● **Tâche courte A**
Citez intégralement le passage fourni, sans y changer un seul mot.
● **Tâche courte B**
Imprimez à l'identique les lignes des enregistrements allant de leur toute première ligne jusqu'à celle qui contient "checkmark-icon[interactable] xyxy=(319,132,346,159)", les deux incluses, et rien d'autre.

On ne croit pas à la politique ! Les politiciens débattent d’Islam, de laïcité, alors que nos problèmes sont socio-économiques. Nos revendications sont celles de gens qui sont dans la même situation que nous.
Arrêté en novembre 2012 à Gabès pour avoir inscrit sur un mur « les pauvres sont des morts vivants », le jeune homme a été accusé de diffusion de fausses informations portant atteinte à l’ordre public, de violation de l’Etat d’urgence et d’écriture sans autorisation sur des bâtiments publics. Face au tollé suscité par de si lourdes charges, un non-lieu a finalement été établi pour les deux premiers chefs d’accusation, et une amende de 100 dinars a été retenue pour le dernier.
Les gens comprennent notre travail. Nos messages sont écoutés et, en général, les retours sont positifs, les gens sont fiers de ce que l’on fait. Notre problème c’est le ministre de la Justice ! L’autre jour, j’ai été invité à Thala par des familles de martyrs pour peindre sur les murs de la ville. C’est la meilleure preuve de l’efficacité de notre message.

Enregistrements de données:
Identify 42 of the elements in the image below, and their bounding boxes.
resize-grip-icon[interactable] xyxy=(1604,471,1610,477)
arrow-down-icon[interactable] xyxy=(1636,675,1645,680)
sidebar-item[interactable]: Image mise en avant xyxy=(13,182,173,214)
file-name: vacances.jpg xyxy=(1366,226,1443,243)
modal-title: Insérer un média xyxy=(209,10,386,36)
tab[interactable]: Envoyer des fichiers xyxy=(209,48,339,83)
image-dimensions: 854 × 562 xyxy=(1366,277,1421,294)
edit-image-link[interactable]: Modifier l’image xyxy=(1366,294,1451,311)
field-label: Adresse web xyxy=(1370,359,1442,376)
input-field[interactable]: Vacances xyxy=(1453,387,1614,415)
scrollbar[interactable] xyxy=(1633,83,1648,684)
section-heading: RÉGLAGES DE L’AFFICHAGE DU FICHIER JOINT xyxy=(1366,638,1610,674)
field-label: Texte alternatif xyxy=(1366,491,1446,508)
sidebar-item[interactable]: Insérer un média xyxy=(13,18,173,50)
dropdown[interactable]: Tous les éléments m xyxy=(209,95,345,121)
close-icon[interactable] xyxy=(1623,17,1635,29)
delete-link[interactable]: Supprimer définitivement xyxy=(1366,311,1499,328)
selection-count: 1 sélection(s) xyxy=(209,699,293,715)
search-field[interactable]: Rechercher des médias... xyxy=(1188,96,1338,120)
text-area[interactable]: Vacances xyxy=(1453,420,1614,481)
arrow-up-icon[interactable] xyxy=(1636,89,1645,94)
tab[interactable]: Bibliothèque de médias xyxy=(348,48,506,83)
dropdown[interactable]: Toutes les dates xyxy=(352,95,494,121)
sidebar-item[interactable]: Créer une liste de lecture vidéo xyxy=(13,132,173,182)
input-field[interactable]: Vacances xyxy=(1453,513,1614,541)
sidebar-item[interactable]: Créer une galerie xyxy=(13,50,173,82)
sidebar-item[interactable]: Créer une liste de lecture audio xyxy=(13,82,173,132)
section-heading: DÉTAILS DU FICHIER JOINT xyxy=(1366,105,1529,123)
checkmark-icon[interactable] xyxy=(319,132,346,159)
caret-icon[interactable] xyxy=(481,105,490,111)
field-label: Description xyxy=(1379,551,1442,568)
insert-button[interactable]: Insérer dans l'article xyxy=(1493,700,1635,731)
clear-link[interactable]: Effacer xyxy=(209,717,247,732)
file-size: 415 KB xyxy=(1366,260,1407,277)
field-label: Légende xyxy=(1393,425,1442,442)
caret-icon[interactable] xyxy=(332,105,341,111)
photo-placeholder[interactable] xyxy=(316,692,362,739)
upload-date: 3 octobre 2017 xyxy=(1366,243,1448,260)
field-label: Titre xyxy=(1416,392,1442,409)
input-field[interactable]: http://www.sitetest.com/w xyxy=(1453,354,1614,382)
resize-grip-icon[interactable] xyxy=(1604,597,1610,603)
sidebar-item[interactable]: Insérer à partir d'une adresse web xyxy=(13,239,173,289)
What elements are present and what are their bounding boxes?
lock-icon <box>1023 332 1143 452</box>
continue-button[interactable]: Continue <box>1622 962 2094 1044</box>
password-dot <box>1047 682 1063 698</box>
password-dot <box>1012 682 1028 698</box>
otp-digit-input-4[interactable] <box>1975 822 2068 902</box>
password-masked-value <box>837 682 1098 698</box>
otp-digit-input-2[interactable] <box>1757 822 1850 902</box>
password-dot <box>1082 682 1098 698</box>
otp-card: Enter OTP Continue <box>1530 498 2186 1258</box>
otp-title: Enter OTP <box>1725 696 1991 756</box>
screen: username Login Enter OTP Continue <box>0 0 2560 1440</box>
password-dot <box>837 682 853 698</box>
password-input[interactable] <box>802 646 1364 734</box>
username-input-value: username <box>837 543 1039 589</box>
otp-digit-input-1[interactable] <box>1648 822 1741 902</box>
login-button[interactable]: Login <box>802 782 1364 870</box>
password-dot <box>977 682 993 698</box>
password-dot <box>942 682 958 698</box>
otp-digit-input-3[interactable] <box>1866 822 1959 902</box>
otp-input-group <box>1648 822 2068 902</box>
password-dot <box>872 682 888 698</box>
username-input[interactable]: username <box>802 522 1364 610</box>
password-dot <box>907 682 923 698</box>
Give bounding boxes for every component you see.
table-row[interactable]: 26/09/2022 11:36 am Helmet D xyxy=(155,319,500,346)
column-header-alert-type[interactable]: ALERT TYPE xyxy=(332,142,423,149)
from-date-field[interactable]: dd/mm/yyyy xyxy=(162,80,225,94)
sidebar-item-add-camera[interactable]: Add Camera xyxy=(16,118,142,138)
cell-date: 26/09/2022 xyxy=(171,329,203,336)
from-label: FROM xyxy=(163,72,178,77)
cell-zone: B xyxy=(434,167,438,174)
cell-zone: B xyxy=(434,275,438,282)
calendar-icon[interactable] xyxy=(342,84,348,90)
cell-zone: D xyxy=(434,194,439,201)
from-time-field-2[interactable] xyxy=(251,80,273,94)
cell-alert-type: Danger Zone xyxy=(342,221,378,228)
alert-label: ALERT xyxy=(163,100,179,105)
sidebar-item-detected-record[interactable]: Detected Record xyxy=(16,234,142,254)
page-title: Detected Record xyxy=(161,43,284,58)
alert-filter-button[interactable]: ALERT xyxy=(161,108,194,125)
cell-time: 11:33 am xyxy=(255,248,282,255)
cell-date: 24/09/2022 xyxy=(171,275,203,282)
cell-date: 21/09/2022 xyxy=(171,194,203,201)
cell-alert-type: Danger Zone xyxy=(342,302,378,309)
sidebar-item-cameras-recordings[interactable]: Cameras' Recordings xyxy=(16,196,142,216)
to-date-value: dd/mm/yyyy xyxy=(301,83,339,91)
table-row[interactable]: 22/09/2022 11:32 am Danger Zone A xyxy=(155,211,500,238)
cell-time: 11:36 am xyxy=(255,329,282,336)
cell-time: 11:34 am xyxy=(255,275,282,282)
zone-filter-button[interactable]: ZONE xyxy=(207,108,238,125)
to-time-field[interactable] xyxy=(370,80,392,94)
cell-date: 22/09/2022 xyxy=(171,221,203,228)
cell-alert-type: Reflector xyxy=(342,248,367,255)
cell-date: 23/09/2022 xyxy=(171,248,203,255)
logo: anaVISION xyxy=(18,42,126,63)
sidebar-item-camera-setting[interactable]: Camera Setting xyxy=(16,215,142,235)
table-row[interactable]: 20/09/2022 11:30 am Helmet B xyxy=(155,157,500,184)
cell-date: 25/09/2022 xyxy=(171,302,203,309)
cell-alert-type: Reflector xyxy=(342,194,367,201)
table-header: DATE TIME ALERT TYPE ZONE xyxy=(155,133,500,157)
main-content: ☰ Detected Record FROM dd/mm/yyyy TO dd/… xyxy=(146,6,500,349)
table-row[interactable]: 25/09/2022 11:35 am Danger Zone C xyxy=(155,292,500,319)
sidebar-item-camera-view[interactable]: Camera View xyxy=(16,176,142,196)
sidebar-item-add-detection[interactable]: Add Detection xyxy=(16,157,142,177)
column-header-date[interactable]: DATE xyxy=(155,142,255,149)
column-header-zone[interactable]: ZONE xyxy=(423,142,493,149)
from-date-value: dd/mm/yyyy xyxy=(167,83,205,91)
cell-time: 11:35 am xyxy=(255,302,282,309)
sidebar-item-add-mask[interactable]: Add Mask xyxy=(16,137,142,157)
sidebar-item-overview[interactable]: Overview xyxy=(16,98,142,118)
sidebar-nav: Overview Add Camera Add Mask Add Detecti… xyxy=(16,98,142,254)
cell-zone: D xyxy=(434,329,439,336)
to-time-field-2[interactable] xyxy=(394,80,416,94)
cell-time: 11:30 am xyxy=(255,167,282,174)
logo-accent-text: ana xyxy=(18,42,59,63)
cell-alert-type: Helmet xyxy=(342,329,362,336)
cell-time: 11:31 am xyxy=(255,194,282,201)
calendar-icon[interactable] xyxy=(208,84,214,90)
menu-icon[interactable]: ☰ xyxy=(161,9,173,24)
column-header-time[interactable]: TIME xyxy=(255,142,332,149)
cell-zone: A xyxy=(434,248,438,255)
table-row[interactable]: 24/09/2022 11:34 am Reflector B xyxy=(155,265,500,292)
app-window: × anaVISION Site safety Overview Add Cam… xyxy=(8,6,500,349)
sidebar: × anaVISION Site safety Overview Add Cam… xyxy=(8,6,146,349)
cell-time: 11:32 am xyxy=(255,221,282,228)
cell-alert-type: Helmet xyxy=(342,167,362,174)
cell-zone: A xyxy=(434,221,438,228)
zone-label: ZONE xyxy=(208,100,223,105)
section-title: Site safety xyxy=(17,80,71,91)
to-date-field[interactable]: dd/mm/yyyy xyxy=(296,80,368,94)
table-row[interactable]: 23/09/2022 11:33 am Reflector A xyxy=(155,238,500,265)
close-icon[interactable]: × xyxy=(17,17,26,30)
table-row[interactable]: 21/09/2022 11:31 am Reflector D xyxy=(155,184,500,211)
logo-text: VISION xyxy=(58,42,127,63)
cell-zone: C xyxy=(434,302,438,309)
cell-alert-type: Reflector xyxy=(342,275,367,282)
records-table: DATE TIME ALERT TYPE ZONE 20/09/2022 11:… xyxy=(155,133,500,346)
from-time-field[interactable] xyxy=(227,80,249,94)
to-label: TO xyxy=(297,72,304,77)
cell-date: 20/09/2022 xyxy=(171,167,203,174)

● **Réponse finale A**
On ne croit pas à la politique ! Les politiciens débattent d’Islam, de laïcité, alors que nos problèmes sont socio-économiques. Nos revendications sont celles de gens qui sont dans la même situation que nous.
Arrêté en novembre 2012 à Gabès pour avoir inscrit sur un mur « les pauvres sont des morts vivants », le jeune homme a été accusé de diffusion de fausses informations portant atteinte à l’ordre public, de violation de l’Etat d’urgence et d’écriture sans autorisation sur des bâtiments publics. Face au tollé suscité par de si lourdes charges, un non-lieu a finalement été établi pour les deux premiers chefs d’accusation, et une amende de 100 dinars a été retenue pour le dernier.
Les gens comprennent notre travail. Nos messages sont écoutés et, en général, les retours sont positifs, les gens sont fiers de ce que l’on fait. Notre problème c’est le ministre de la Justice ! L’autre jour, j’ai été invité à Thala par des familles de martyrs pour peindre sur les murs de la ville. C’est la meilleure preuve de l’efficacité de notre message.

● **Réponse finale B**
Identify 42 of the elements in the image below, and their bounding boxes.
resize-grip-icon[interactable] xyxy=(1604,471,1610,477)
arrow-down-icon[interactable] xyxy=(1636,675,1645,680)
sidebar-item[interactable]: Image mise en avant xyxy=(13,182,173,214)
file-name: vacances.jpg xyxy=(1366,226,1443,243)
modal-title: Insérer un média xyxy=(209,10,386,36)
tab[interactable]: Envoyer des fichiers xyxy=(209,48,339,83)
image-dimensions: 854 × 562 xyxy=(1366,277,1421,294)
edit-image-link[interactable]: Modifier l’image xyxy=(1366,294,1451,311)
field-label: Adresse web xyxy=(1370,359,1442,376)
input-field[interactable]: Vacances xyxy=(1453,387,1614,415)
scrollbar[interactable] xyxy=(1633,83,1648,684)
section-heading: RÉGLAGES DE L’AFFICHAGE DU FICHIER JOINT xyxy=(1366,638,1610,674)
field-label: Texte alternatif xyxy=(1366,491,1446,508)
sidebar-item[interactable]: Insérer un média xyxy=(13,18,173,50)
dropdown[interactable]: Tous les éléments m xyxy=(209,95,345,121)
close-icon[interactable] xyxy=(1623,17,1635,29)
delete-link[interactable]: Supprimer définitivement xyxy=(1366,311,1499,328)
selection-count: 1 sélection(s) xyxy=(209,699,293,715)
search-field[interactable]: Rechercher des médias... xyxy=(1188,96,1338,120)
text-area[interactable]: Vacances xyxy=(1453,420,1614,481)
arrow-up-icon[interactable] xyxy=(1636,89,1645,94)
tab[interactable]: Bibliothèque de médias xyxy=(348,48,506,83)
dropdown[interactable]: Toutes les dates xyxy=(352,95,494,121)
sidebar-item[interactable]: Créer une liste de lecture vidéo xyxy=(13,132,173,182)
input-field[interactable]: Vacances xyxy=(1453,513,1614,541)
sidebar-item[interactable]: Créer une galerie xyxy=(13,50,173,82)
sidebar-item[interactable]: Créer une liste de lecture audio xyxy=(13,82,173,132)
section-heading: DÉTAILS DU FICHIER JOINT xyxy=(1366,105,1529,123)
checkmark-icon[interactable] xyxy=(319,132,346,159)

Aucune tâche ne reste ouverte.